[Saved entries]
++++
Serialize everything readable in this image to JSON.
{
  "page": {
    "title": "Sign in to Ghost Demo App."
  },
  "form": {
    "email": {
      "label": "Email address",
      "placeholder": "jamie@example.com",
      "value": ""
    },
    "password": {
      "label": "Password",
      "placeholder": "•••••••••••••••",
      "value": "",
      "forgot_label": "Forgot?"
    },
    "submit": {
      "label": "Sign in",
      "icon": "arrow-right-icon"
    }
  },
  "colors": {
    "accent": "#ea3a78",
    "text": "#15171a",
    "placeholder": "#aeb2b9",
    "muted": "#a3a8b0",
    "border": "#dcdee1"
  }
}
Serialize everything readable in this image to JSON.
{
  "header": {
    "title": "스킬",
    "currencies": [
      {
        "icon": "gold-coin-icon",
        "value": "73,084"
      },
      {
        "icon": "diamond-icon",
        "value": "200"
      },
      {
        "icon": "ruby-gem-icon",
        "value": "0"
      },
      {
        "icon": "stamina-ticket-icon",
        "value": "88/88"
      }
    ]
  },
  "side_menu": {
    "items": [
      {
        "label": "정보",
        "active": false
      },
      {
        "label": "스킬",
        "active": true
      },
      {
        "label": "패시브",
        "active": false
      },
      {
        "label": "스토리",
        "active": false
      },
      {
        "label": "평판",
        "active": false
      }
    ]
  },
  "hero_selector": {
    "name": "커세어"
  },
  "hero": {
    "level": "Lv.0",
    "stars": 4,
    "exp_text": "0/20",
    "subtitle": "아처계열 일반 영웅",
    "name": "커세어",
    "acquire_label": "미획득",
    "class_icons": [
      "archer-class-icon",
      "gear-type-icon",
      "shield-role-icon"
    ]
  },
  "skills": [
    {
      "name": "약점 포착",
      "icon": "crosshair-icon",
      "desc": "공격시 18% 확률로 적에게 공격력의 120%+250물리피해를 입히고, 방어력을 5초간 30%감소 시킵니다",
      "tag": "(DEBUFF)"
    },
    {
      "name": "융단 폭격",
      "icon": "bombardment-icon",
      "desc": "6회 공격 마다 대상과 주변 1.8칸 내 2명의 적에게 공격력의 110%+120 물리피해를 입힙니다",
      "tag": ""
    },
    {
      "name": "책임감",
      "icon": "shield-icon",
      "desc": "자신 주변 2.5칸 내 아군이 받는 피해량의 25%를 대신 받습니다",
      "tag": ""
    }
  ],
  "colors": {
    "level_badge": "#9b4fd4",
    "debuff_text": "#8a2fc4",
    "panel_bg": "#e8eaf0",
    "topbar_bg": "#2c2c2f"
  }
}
++++
_Exercise directions_
The records above should all be quoted exactly, please.

_Written answer_
Serialize everything readable in this image to JSON.
{
  "page": {
    "title": "Sign in to Ghost Demo App."
  },
  "form": {
    "email": {
      "label": "Email address",
      "placeholder": "jamie@example.com",
      "value": ""
    },
    "password": {
      "label": "Password",
      "placeholder": "•••••••••••••••",
      "value": "",
      "forgot_label": "Forgot?"
    },
    "submit": {
      "label": "Sign in",
      "icon": "arrow-right-icon"
    }
  },
  "colors": {
    "accent": "#ea3a78",
    "text": "#15171a",
    "placeholder": "#aeb2b9",
    "muted": "#a3a8b0",
    "border": "#dcdee1"
  }
}
Serialize everything readable in this image to JSON.
{
  "header": {
    "title": "스킬",
    "currencies": [
      {
        "icon": "gold-coin-icon",
        "value": "73,084"
      },
      {
        "icon": "diamond-icon",
        "value": "200"
      },
      {
        "icon": "ruby-gem-icon",
        "value": "0"
      },
      {
        "icon": "stamina-ticket-icon",
        "value": "88/88"
      }
    ]
  },
  "side_menu": {
    "items": [
      {
        "label": "정보",
        "active": false
      },
      {
        "label": "스킬",
        "active": true
      },
      {
        "label": "패시브",
        "active": false
      },
      {
        "label": "스토리",
        "active": false
      },
      {
        "label": "평판",
        "active": false
      }
    ]
  },
  "hero_selector": {
    "name": "커세어"
  },
  "hero": {
    "level": "Lv.0",
    "stars": 4,
    "exp_text": "0/20",
    "subtitle": "아처계열 일반 영웅",
    "name": "커세어",
    "acquire_label": "미획득",
    "class_icons": [
      "archer-class-icon",
      "gear-type-icon",
      "shield-role-icon"
    ]
  },
  "skills": [
    {
      "name": "약점 포착",
      "icon": "crosshair-icon",
      "desc": "공격시 18% 확률로 적에게 공격력의 120%+250물리피해를 입히고, 방어력을 5초간 30%감소 시킵니다",
      "tag": "(DEBUFF)"
    },
    {
      "name": "융단 폭격",
      "icon": "bombardment-icon",
      "desc": "6회 공격 마다 대상과 주변 1.8칸 내 2명의 적에게 공격력의 110%+120 물리피해를 입힙니다",
      "tag": ""
    },
    {
      "name": "책임감",
      "icon": "shield-icon",
      "desc": "자신 주변 2.5칸 내 아군이 받는 피해량의 25%를 대신 받습니다",
      "tag": ""
    }
  ],
  "colors": {
    "level_badge": "#9b4fd4",
    "debuff_text": "#8a2fc4",
    "panel_bg": "#e8eaf0",
    "topbar_bg": "#2c2c2f"
  }
}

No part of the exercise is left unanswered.